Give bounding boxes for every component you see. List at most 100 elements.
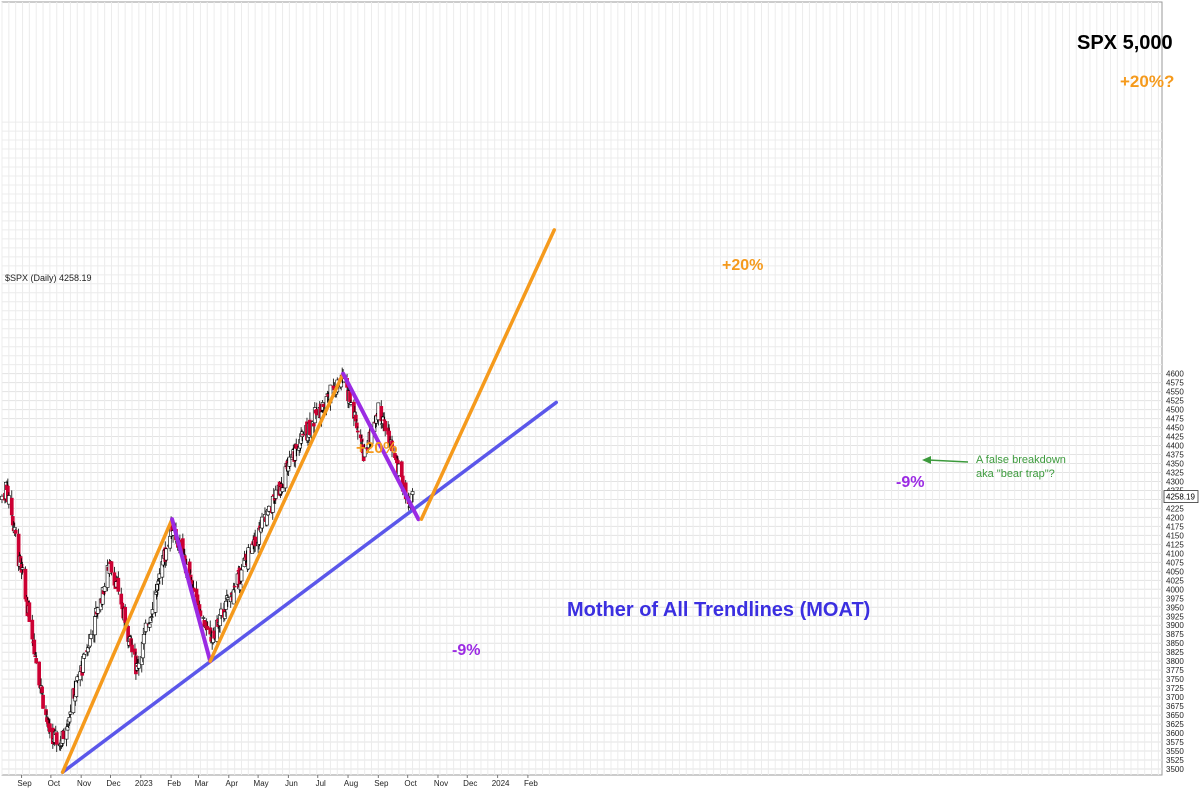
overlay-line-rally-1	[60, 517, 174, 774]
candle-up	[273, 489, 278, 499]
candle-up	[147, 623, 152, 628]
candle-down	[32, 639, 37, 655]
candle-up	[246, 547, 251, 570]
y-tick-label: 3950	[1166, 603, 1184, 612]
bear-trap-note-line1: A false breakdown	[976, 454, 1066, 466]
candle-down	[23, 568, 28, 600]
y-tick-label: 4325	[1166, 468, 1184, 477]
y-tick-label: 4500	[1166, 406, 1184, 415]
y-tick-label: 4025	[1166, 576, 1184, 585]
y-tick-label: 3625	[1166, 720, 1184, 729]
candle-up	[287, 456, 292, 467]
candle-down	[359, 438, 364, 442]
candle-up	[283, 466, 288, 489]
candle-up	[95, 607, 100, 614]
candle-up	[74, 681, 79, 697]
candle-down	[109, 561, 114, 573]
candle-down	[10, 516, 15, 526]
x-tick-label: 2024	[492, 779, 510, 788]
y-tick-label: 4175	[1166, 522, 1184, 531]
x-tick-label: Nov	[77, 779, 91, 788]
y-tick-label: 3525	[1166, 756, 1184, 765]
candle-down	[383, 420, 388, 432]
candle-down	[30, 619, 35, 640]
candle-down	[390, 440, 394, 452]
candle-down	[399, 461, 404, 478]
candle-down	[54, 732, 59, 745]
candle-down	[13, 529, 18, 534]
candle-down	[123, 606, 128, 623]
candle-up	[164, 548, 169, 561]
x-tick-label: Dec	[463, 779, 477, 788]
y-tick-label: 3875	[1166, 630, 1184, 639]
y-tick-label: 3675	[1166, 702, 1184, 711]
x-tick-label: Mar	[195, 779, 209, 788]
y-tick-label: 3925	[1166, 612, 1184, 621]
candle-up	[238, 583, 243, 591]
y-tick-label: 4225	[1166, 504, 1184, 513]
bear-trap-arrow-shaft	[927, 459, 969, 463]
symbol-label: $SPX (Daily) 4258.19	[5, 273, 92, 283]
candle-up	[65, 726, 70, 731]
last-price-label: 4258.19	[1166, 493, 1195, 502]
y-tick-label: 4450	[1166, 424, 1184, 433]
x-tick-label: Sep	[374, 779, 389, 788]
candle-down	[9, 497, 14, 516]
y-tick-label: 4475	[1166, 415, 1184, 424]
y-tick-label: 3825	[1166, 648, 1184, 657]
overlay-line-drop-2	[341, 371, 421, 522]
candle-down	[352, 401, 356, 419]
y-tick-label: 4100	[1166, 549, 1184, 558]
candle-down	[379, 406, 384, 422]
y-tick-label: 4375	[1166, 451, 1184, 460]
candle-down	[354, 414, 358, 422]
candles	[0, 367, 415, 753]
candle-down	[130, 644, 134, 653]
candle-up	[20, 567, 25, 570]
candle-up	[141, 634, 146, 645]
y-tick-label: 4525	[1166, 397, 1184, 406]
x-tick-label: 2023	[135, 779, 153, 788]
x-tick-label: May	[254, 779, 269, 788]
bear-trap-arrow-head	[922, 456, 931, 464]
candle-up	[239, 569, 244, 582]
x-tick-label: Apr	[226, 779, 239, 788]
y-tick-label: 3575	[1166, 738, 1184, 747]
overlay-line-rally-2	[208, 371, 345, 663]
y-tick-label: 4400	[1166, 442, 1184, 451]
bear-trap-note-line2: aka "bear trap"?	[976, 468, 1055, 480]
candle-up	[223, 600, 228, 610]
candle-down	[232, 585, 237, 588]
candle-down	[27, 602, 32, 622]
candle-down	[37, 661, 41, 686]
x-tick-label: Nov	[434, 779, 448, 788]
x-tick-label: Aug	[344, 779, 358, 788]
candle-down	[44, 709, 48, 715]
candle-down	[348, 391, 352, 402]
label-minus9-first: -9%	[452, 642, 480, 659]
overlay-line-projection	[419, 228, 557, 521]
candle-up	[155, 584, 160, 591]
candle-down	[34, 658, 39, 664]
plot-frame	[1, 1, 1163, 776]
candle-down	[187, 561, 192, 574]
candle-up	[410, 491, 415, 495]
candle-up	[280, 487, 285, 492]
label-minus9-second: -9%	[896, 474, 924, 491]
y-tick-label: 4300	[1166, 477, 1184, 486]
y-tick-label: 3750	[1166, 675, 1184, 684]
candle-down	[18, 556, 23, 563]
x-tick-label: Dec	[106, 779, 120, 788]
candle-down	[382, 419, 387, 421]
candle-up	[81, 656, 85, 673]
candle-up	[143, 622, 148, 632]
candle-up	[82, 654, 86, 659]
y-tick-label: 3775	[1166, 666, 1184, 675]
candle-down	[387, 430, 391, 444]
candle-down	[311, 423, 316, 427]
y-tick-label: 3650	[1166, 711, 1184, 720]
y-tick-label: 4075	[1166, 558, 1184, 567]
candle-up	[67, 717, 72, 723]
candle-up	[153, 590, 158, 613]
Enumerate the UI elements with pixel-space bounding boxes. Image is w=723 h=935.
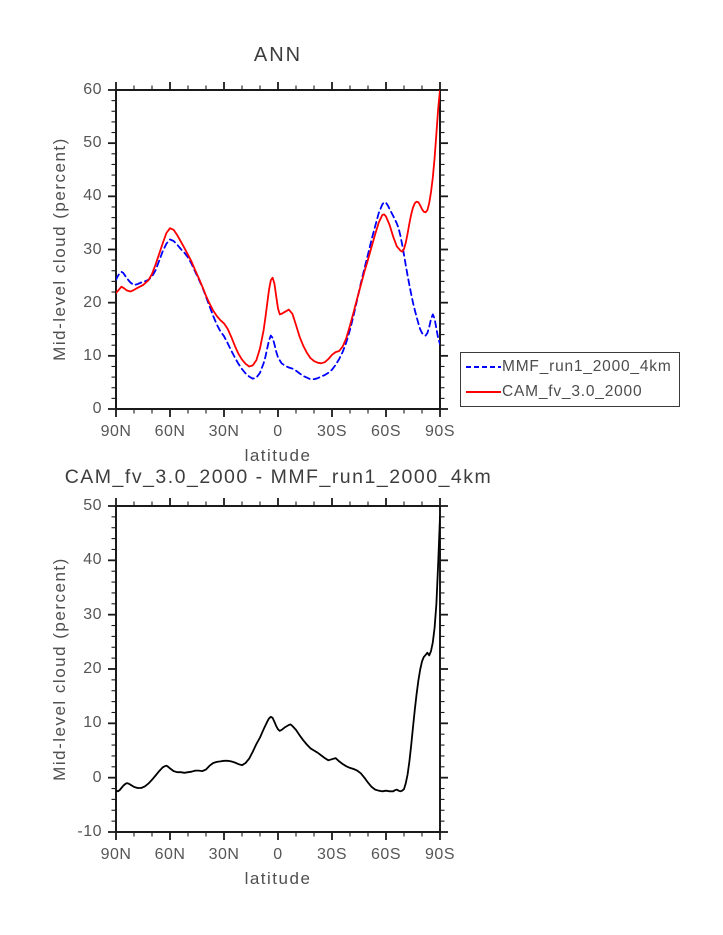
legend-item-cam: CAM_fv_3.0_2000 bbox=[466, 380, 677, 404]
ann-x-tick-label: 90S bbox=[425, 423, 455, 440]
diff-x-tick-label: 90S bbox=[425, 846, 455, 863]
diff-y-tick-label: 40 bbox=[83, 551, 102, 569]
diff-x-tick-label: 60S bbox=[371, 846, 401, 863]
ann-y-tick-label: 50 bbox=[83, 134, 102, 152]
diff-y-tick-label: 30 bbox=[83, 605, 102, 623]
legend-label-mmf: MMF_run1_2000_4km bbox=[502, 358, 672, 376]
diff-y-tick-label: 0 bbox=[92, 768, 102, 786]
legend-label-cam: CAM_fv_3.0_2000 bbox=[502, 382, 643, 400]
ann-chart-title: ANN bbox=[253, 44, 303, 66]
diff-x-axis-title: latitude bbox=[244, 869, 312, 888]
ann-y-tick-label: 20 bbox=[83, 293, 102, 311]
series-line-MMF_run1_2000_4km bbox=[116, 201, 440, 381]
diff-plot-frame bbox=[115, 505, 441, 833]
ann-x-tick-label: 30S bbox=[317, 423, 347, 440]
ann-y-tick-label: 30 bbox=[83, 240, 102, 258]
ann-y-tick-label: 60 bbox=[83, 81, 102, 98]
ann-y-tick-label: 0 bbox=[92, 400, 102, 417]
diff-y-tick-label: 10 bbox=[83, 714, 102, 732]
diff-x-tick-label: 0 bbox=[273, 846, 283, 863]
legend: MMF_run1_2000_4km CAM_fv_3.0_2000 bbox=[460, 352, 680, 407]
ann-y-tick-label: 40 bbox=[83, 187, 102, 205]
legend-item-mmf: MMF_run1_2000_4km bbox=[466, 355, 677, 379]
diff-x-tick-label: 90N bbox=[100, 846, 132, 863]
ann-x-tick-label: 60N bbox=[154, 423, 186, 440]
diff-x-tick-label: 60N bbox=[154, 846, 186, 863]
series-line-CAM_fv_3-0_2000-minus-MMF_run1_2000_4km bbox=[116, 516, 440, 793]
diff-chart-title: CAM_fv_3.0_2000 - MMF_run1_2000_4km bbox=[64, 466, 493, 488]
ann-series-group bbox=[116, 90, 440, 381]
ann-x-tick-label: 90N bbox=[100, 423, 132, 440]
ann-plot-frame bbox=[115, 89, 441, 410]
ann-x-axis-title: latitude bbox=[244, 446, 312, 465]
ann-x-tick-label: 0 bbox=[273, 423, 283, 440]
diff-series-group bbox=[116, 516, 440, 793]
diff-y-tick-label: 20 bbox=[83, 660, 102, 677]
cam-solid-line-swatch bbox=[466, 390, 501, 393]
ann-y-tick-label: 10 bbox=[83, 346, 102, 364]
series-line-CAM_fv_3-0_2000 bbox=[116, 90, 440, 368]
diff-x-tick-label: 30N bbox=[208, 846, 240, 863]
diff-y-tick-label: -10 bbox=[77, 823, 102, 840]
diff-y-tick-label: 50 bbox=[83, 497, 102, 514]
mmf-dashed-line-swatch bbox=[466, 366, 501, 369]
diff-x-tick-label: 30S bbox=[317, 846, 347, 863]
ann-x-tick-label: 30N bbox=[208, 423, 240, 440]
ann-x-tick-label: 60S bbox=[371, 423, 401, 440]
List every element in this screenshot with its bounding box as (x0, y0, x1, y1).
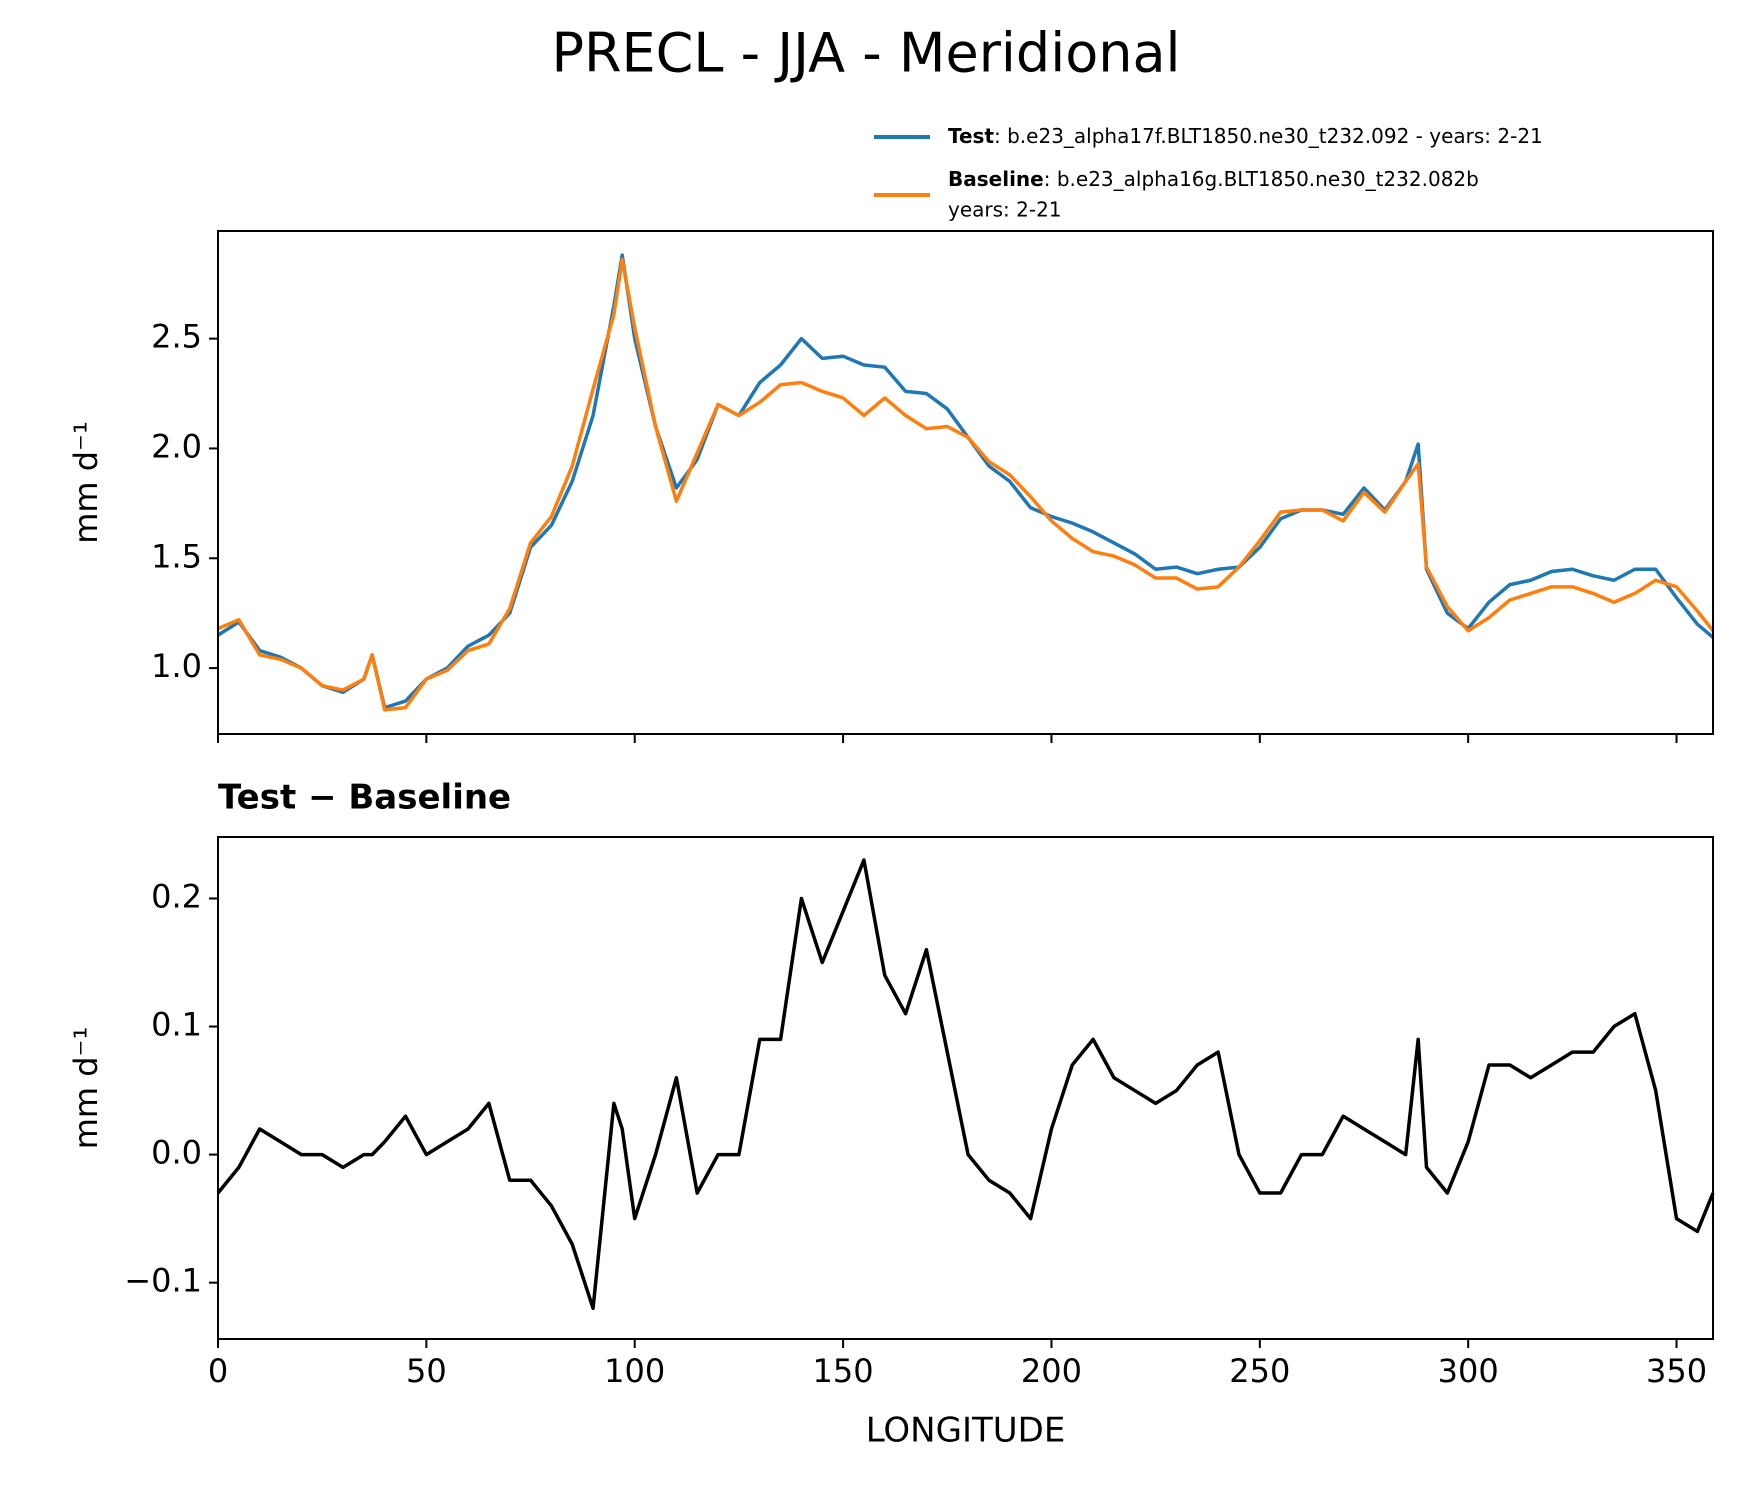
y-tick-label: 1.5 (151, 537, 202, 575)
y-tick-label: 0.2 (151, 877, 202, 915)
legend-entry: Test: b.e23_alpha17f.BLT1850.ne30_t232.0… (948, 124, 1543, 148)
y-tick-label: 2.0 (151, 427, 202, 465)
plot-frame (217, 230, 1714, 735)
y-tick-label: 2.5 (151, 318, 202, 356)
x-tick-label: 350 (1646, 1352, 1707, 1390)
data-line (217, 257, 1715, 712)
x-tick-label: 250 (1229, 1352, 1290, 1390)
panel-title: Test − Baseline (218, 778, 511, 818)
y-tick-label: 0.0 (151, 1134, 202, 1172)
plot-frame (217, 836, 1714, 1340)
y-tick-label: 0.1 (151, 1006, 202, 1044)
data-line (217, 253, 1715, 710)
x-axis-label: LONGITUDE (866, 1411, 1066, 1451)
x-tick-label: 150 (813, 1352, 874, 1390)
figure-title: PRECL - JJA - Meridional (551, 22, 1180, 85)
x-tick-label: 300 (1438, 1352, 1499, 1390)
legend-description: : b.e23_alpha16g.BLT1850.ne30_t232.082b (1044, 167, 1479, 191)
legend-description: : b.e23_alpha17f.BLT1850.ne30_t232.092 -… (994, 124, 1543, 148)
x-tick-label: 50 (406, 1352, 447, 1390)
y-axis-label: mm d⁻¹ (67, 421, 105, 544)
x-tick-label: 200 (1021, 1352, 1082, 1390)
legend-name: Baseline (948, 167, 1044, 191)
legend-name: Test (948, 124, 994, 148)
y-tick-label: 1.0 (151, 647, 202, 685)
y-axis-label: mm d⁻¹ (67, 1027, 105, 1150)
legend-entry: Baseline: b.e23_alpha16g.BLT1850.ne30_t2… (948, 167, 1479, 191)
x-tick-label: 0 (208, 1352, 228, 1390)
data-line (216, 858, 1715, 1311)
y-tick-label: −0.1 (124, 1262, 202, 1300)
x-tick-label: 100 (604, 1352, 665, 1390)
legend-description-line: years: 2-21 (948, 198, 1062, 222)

··········

> STATED GOAL: Copy word for word every row from the one containing "y-tick-label: 1.5 (151, 537, 202, 575)" through the final row above, including both.

> COMPLETE ANSWER:
y-tick-label: 1.5 (151, 537, 202, 575)
y-tick-label: 0.2 (151, 877, 202, 915)
legend-entry: Test: b.e23_alpha17f.BLT1850.ne30_t232.0… (948, 124, 1543, 148)
y-tick-label: 2.0 (151, 427, 202, 465)
plot-frame (217, 230, 1714, 735)
y-tick-label: 2.5 (151, 318, 202, 356)
x-tick-label: 350 (1646, 1352, 1707, 1390)
data-line (217, 257, 1715, 712)
x-tick-label: 250 (1229, 1352, 1290, 1390)
panel-title: Test − Baseline (218, 778, 511, 818)
y-tick-label: 0.0 (151, 1134, 202, 1172)
plot-frame (217, 836, 1714, 1340)
y-tick-label: 0.1 (151, 1006, 202, 1044)
data-line (217, 253, 1715, 710)
x-axis-label: LONGITUDE (866, 1411, 1066, 1451)
x-tick-label: 150 (813, 1352, 874, 1390)
figure-title: PRECL - JJA - Meridional (551, 22, 1180, 85)
x-tick-label: 300 (1438, 1352, 1499, 1390)
legend-description: : b.e23_alpha16g.BLT1850.ne30_t232.082b (1044, 167, 1479, 191)
legend-description: : b.e23_alpha17f.BLT1850.ne30_t232.092 -… (994, 124, 1543, 148)
x-tick-label: 50 (406, 1352, 447, 1390)
y-axis-label: mm d⁻¹ (67, 421, 105, 544)
x-tick-label: 200 (1021, 1352, 1082, 1390)
legend-name: Baseline (948, 167, 1044, 191)
legend-name: Test (948, 124, 994, 148)
y-tick-label: 1.0 (151, 647, 202, 685)
y-axis-label: mm d⁻¹ (67, 1027, 105, 1150)
legend-entry: Baseline: b.e23_alpha16g.BLT1850.ne30_t2… (948, 167, 1479, 191)
x-tick-label: 0 (208, 1352, 228, 1390)
data-line (216, 858, 1715, 1311)
y-tick-label: −0.1 (124, 1262, 202, 1300)
x-tick-label: 100 (604, 1352, 665, 1390)
legend-description-line: years: 2-21 (948, 198, 1062, 222)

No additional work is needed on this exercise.